* GOAL *
The records below must be retyped exactly.

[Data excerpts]
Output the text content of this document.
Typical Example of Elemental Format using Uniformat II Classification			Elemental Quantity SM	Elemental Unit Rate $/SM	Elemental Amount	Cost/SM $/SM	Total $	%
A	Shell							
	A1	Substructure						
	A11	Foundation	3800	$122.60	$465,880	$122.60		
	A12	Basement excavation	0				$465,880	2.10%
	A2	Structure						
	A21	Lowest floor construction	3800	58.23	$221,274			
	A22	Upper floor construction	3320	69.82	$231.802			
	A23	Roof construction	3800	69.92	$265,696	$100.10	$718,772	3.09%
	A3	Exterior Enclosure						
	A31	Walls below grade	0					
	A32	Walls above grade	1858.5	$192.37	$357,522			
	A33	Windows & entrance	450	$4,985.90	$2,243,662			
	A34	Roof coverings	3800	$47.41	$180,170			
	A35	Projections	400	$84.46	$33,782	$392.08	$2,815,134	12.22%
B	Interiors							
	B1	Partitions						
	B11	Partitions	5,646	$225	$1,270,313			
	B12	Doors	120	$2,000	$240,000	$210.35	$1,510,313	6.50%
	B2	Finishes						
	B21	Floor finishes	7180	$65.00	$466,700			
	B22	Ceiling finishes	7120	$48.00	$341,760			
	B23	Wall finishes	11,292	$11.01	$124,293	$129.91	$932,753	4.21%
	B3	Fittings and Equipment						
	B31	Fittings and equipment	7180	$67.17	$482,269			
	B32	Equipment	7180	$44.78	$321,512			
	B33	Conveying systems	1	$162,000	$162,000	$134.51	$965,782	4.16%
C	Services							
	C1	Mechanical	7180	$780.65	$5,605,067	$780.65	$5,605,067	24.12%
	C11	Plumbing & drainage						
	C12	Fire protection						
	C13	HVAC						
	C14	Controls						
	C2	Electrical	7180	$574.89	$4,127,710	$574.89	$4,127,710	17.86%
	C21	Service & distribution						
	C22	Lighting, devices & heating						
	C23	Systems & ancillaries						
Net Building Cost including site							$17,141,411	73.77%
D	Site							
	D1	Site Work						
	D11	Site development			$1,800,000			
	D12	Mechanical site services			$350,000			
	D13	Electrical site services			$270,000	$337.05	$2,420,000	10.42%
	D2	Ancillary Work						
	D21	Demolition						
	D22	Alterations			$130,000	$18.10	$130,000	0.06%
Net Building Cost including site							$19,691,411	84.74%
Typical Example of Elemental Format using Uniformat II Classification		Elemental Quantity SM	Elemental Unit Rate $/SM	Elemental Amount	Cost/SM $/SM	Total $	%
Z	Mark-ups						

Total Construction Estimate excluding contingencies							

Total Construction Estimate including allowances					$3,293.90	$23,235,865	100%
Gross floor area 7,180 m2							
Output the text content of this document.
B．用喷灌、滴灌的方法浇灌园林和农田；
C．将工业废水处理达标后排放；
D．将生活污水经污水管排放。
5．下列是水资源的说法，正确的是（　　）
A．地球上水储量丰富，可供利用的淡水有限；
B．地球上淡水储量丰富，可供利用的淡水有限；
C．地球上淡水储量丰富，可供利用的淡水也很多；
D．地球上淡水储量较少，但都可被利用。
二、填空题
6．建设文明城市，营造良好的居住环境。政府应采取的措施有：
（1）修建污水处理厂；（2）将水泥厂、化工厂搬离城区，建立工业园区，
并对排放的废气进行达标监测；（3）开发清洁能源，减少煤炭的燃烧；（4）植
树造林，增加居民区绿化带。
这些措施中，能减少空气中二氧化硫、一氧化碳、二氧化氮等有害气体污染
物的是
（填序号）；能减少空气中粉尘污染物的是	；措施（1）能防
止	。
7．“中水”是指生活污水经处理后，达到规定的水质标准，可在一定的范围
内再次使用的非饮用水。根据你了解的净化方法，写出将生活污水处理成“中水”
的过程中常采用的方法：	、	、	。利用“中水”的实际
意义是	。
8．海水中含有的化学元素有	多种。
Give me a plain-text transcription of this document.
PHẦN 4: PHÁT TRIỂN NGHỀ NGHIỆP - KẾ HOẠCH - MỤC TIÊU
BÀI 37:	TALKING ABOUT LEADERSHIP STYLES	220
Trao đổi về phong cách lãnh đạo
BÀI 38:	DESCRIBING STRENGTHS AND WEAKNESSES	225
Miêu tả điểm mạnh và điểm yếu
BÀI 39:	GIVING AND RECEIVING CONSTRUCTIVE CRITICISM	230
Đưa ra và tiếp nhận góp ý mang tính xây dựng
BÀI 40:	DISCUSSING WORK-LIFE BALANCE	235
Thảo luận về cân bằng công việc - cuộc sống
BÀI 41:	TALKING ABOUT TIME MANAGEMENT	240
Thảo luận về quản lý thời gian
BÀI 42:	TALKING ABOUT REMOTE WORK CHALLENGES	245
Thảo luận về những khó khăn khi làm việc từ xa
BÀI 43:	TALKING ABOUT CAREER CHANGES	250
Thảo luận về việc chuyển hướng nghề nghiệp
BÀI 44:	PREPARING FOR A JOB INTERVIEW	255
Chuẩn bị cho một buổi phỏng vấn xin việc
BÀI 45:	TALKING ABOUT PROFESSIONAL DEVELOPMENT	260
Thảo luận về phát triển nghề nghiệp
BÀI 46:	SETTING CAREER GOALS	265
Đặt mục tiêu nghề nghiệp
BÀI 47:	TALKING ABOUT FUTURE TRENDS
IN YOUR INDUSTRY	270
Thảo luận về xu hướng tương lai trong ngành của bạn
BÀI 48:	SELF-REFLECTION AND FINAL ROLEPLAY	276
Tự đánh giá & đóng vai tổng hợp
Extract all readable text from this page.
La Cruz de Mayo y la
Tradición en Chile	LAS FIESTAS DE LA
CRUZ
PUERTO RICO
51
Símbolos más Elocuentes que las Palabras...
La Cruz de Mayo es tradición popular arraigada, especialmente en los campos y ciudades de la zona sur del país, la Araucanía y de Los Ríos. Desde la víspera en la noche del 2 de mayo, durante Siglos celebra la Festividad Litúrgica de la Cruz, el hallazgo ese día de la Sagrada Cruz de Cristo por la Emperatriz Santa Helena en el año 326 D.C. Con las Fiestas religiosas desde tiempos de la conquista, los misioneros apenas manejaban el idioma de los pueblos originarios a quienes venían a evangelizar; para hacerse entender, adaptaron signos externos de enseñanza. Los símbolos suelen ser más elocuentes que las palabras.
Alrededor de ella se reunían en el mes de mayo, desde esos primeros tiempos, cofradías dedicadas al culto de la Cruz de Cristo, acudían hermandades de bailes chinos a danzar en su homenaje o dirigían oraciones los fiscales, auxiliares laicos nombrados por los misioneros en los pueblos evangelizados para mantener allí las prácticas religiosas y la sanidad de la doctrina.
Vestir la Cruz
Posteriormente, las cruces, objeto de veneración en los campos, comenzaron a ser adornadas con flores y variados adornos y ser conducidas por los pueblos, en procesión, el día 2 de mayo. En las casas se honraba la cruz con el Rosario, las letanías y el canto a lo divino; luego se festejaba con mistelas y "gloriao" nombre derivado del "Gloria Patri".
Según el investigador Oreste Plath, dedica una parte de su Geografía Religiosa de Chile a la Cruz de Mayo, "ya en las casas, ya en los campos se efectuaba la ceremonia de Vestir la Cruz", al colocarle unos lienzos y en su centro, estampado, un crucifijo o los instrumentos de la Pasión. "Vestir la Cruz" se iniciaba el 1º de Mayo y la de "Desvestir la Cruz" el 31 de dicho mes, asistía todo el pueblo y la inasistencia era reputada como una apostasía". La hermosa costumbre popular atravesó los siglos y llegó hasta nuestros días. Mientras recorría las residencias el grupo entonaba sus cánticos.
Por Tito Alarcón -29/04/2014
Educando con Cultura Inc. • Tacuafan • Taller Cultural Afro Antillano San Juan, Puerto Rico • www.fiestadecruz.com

* ANSWER TO THIS PROBLEM *
Output the text content of this document.
Typical Example of Elemental Format using Uniformat II Classification			Elemental Quantity SM	Elemental Unit Rate $/SM	Elemental Amount	Cost/SM $/SM	Total $	%
A	Shell							
	A1	Substructure						
	A11	Foundation	3800	$122.60	$465,880	$122.60		
	A12	Basement excavation	0				$465,880	2.10%
	A2	Structure						
	A21	Lowest floor construction	3800	58.23	$221,274			
	A22	Upper floor construction	3320	69.82	$231.802			
	A23	Roof construction	3800	69.92	$265,696	$100.10	$718,772	3.09%
	A3	Exterior Enclosure						
	A31	Walls below grade	0					
	A32	Walls above grade	1858.5	$192.37	$357,522			
	A33	Windows & entrance	450	$4,985.90	$2,243,662			
	A34	Roof coverings	3800	$47.41	$180,170			
	A35	Projections	400	$84.46	$33,782	$392.08	$2,815,134	12.22%
B	Interiors							
	B1	Partitions						
	B11	Partitions	5,646	$225	$1,270,313			
	B12	Doors	120	$2,000	$240,000	$210.35	$1,510,313	6.50%
	B2	Finishes						
	B21	Floor finishes	7180	$65.00	$466,700			
	B22	Ceiling finishes	7120	$48.00	$341,760			
	B23	Wall finishes	11,292	$11.01	$124,293	$129.91	$932,753	4.21%
	B3	Fittings and Equipment						
	B31	Fittings and equipment	7180	$67.17	$482,269			
	B32	Equipment	7180	$44.78	$321,512			
	B33	Conveying systems	1	$162,000	$162,000	$134.51	$965,782	4.16%
C	Services							
	C1	Mechanical	7180	$780.65	$5,605,067	$780.65	$5,605,067	24.12%
	C11	Plumbing & drainage						
	C12	Fire protection						
	C13	HVAC						
	C14	Controls						
	C2	Electrical	7180	$574.89	$4,127,710	$574.89	$4,127,710	17.86%
	C21	Service & distribution						
	C22	Lighting, devices & heating						
	C23	Systems & ancillaries						
Net Building Cost including site							$17,141,411	73.77%
D	Site							
	D1	Site Work						
	D11	Site development			$1,800,000			
	D12	Mechanical site services			$350,000			
	D13	Electrical site services			$270,000	$337.05	$2,420,000	10.42%
	D2	Ancillary Work						
	D21	Demolition						
	D22	Alterations			$130,000	$18.10	$130,000	0.06%
Net Building Cost including site							$19,691,411	84.74%
Typical Example of Elemental Format using Uniformat II Classification		Elemental Quantity SM	Elemental Unit Rate $/SM	Elemental Amount	Cost/SM $/SM	Total $	%
Z	Mark-ups						

Total Construction Estimate excluding contingencies							

Total Construction Estimate including allowances					$3,293.90	$23,235,865	100%
Gross floor area 7,180 m2							
Output the text content of this document.
B．用喷灌、滴灌的方法浇灌园林和农田；
C．将工业废水处理达标后排放；
D．将生活污水经污水管排放。
5．下列是水资源的说法，正确的是（　　）
A．地球上水储量丰富，可供利用的淡水有限；
B．地球上淡水储量丰富，可供利用的淡水有限；
C．地球上淡水储量丰富，可供利用的淡水也很多；
D．地球上淡水储量较少，但都可被利用。
二、填空题
6．建设文明城市，营造良好的居住环境。政府应采取的措施有：
（1）修建污水处理厂；（2）将水泥厂、化工厂搬离城区，建立工业园区，
并对排放的废气进行达标监测；（3）开发清洁能源，减少煤炭的燃烧；（4）植
树造林，增加居民区绿化带。
这些措施中，能减少空气中二氧化硫、一氧化碳、二氧化氮等有害气体污染
物的是
（填序号）；能减少空气中粉尘污染物的是	；措施（1）能防
止	。
7．“中水”是指生活污水经处理后，达到规定的水质标准，可在一定的范围
内再次使用的非饮用水。根据你了解的净化方法，写出将生活污水处理成“中水”
的过程中常采用的方法：	、	、	。利用“中水”的实际
意义是	。
8．海水中含有的化学元素有	多种。
Give me a plain-text transcription of this document.
PHẦN 4: PHÁT TRIỂN NGHỀ NGHIỆP - KẾ HOẠCH - MỤC TIÊU
BÀI 37:	TALKING ABOUT LEADERSHIP STYLES	220
Trao đổi về phong cách lãnh đạo
BÀI 38:	DESCRIBING STRENGTHS AND WEAKNESSES	225
Miêu tả điểm mạnh và điểm yếu
BÀI 39:	GIVING AND RECEIVING CONSTRUCTIVE CRITICISM	230
Đưa ra và tiếp nhận góp ý mang tính xây dựng
BÀI 40:	DISCUSSING WORK-LIFE BALANCE	235
Thảo luận về cân bằng công việc - cuộc sống
BÀI 41:	TALKING ABOUT TIME MANAGEMENT	240
Thảo luận về quản lý thời gian
BÀI 42:	TALKING ABOUT REMOTE WORK CHALLENGES	245
Thảo luận về những khó khăn khi làm việc từ xa
BÀI 43:	TALKING ABOUT CAREER CHANGES	250
Thảo luận về việc chuyển hướng nghề nghiệp
BÀI 44:	PREPARING FOR A JOB INTERVIEW	255
Chuẩn bị cho một buổi phỏng vấn xin việc
BÀI 45:	TALKING ABOUT PROFESSIONAL DEVELOPMENT	260
Thảo luận về phát triển nghề nghiệp
BÀI 46:	SETTING CAREER GOALS	265
Đặt mục tiêu nghề nghiệp
BÀI 47:	TALKING ABOUT FUTURE TRENDS
IN YOUR INDUSTRY	270
Thảo luận về xu hướng tương lai trong ngành của bạn
BÀI 48:	SELF-REFLECTION AND FINAL ROLEPLAY	276
Tự đánh giá & đóng vai tổng hợp
Extract all readable text from this page.
La Cruz de Mayo y la
Tradición en Chile	LAS FIESTAS DE LA
CRUZ
PUERTO RICO
51
Símbolos más Elocuentes que las Palabras...
La Cruz de Mayo es tradición popular arraigada, especialmente en los campos y ciudades de la zona sur del país, la Araucanía y de Los Ríos. Desde la víspera en la noche del 2 de mayo, durante Siglos celebra la Festividad Litúrgica de la Cruz, el hallazgo ese día de la Sagrada Cruz de Cristo por la Emperatriz Santa Helena en el año 326 D.C. Con las Fiestas religiosas desde tiempos de la conquista, los misioneros apenas manejaban el idioma de los pueblos originarios a quienes venían a evangelizar; para hacerse entender, adaptaron signos externos de enseñanza. Los símbolos suelen ser más elocuentes que las palabras.
Alrededor de ella se reunían en el mes de mayo, desde esos primeros tiempos, cofradías dedicadas al culto de la Cruz de Cristo, acudían hermandades de bailes chinos a danzar en su homenaje o dirigían oraciones los fiscales, auxiliares laicos nombrados por los misioneros en los pueblos evangelizados para mantener allí las prácticas religiosas y la sanidad de la doctrina.
Vestir la Cruz
Posteriormente, las cruces, objeto de veneración en los campos, comenzaron a ser adornadas con flores y variados adornos y ser conducidas por los pueblos, en procesión, el día 2 de mayo. En las casas se honraba la cruz con el Rosario, las letanías y el canto a lo divino; luego se festejaba con mistelas y "gloriao" nombre derivado del "Gloria Patri".
Según el investigador Oreste Plath, dedica una parte de su Geografía Religiosa de Chile a la Cruz de Mayo, "ya en las casas, ya en los campos se efectuaba la ceremonia de Vestir la Cruz", al colocarle unos lienzos y en su centro, estampado, un crucifijo o los instrumentos de la Pasión. "Vestir la Cruz" se iniciaba el 1º de Mayo y la de "Desvestir la Cruz" el 31 de dicho mes, asistía todo el pueblo y la inasistencia era reputada como una apostasía". La hermosa costumbre popular atravesó los siglos y llegó hasta nuestros días. Mientras recorría las residencias el grupo entonaba sus cánticos.
Por Tito Alarcón -29/04/2014
Educando con Cultura Inc. • Tacuafan • Taller Cultural Afro Antillano San Juan, Puerto Rico • www.fiestadecruz.com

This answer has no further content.